INSTRUCTIONS TO FOLLOW: Check every line of the entries for "value", and copy the lines that hold it.

━━━ AVAILABLE RECORDS

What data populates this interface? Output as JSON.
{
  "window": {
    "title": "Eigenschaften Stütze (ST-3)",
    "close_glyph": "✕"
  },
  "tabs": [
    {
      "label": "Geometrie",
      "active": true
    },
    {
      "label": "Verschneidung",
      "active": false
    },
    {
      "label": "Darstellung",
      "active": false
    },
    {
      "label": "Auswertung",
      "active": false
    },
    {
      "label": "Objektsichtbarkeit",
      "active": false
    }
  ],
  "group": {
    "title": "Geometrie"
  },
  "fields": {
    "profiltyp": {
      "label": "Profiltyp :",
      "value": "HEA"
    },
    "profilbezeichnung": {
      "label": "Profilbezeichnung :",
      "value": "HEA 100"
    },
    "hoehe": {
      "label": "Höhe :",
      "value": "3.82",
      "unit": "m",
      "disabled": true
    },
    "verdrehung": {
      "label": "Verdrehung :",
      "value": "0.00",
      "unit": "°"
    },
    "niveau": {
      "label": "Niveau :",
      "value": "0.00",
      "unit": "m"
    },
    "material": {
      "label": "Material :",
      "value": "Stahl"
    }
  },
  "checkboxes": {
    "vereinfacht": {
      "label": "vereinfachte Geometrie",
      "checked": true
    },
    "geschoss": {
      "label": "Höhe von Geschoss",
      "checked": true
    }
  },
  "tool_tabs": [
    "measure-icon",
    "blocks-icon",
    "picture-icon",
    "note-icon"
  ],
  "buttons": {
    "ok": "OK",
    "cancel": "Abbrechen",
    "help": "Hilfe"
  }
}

━━━━━━

WRITTEN SOLUTION:
      "value": "HEA"
      "value": "HEA 100"
      "value": "3.82",
      "value": "0.00",
      "value": "0.00",
      "value": "Stahl"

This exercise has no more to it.